====== Exercise data ======

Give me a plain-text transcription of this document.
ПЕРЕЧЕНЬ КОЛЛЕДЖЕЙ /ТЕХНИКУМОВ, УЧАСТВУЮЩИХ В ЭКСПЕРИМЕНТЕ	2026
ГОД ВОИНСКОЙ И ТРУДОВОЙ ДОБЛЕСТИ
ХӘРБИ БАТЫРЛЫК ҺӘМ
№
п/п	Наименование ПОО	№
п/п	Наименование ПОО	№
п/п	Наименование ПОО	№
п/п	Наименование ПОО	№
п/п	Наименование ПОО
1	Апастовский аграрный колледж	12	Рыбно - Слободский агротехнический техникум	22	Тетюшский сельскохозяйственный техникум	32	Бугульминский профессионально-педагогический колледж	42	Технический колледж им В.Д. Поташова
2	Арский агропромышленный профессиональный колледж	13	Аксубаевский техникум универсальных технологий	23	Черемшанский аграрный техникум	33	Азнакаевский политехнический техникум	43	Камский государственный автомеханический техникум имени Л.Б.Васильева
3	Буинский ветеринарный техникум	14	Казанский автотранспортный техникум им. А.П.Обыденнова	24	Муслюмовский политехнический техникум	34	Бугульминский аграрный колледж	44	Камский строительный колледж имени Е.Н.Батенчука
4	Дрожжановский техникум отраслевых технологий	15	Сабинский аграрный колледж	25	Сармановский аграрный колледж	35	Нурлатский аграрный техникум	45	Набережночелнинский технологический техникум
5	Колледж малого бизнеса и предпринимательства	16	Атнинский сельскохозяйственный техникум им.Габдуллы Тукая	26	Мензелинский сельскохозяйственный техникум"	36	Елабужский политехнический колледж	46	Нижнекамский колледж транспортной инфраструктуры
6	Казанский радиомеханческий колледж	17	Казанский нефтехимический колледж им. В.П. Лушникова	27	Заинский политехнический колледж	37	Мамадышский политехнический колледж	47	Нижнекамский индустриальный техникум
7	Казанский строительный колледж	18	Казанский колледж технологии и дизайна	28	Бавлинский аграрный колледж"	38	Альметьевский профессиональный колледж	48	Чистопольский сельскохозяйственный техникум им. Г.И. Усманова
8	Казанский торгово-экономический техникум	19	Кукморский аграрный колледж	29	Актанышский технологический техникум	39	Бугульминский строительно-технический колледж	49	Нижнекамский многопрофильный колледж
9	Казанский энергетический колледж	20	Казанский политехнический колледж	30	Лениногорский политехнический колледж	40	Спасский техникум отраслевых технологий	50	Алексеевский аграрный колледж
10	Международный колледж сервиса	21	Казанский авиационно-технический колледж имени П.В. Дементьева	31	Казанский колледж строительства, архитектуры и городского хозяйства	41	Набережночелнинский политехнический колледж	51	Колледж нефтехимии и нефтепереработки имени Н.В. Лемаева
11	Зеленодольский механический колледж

======

→ To do: Your task is to transcribe the listing above in full, exactly as given.

→ Response:
Give me a plain-text transcription of this document.
ПЕРЕЧЕНЬ КОЛЛЕДЖЕЙ /ТЕХНИКУМОВ, УЧАСТВУЮЩИХ В ЭКСПЕРИМЕНТЕ	2026
ГОД ВОИНСКОЙ И ТРУДОВОЙ ДОБЛЕСТИ
ХӘРБИ БАТЫРЛЫК ҺӘМ
№
п/п	Наименование ПОО	№
п/п	Наименование ПОО	№
п/п	Наименование ПОО	№
п/п	Наименование ПОО	№
п/п	Наименование ПОО
1	Апастовский аграрный колледж	12	Рыбно - Слободский агротехнический техникум	22	Тетюшский сельскохозяйственный техникум	32	Бугульминский профессионально-педагогический колледж	42	Технический колледж им В.Д. Поташова
2	Арский агропромышленный профессиональный колледж	13	Аксубаевский техникум универсальных технологий	23	Черемшанский аграрный техникум	33	Азнакаевский политехнический техникум	43	Камский государственный автомеханический техникум имени Л.Б.Васильева
3	Буинский ветеринарный техникум	14	Казанский автотранспортный техникум им. А.П.Обыденнова	24	Муслюмовский политехнический техникум	34	Бугульминский аграрный колледж	44	Камский строительный колледж имени Е.Н.Батенчука
4	Дрожжановский техникум отраслевых технологий	15	Сабинский аграрный колледж	25	Сармановский аграрный колледж	35	Нурлатский аграрный техникум	45	Набережночелнинский технологический техникум
5	Колледж малого бизнеса и предпринимательства	16	Атнинский сельскохозяйственный техникум им.Габдуллы Тукая	26	Мензелинский сельскохозяйственный техникум"	36	Елабужский политехнический колледж	46	Нижнекамский колледж транспортной инфраструктуры
6	Казанский радиомеханческий колледж	17	Казанский нефтехимический колледж им. В.П. Лушникова	27	Заинский политехнический колледж	37	Мамадышский политехнический колледж	47	Нижнекамский индустриальный техникум
7	Казанский строительный колледж	18	Казанский колледж технологии и дизайна	28	Бавлинский аграрный колледж"	38	Альметьевский профессиональный колледж	48	Чистопольский сельскохозяйственный техникум им. Г.И. Усманова
8	Казанский торгово-экономический техникум	19	Кукморский аграрный колледж	29	Актанышский технологический техникум	39	Бугульминский строительно-технический колледж	49	Нижнекамский многопрофильный колледж
9	Казанский энергетический колледж	20	Казанский политехнический колледж	30	Лениногорский политехнический колледж	40	Спасский техникум отраслевых технологий	50	Алексеевский аграрный колледж
10	Международный колледж сервиса	21	Казанский авиационно-технический колледж имени П.В. Дементьева	31	Казанский колледж строительства, архитектуры и городского хозяйства	41	Набережночелнинский политехнический колледж	51	Колледж нефтехимии и нефтепереработки имени Н.В. Лемаева
11	Зеленодольский механический колледж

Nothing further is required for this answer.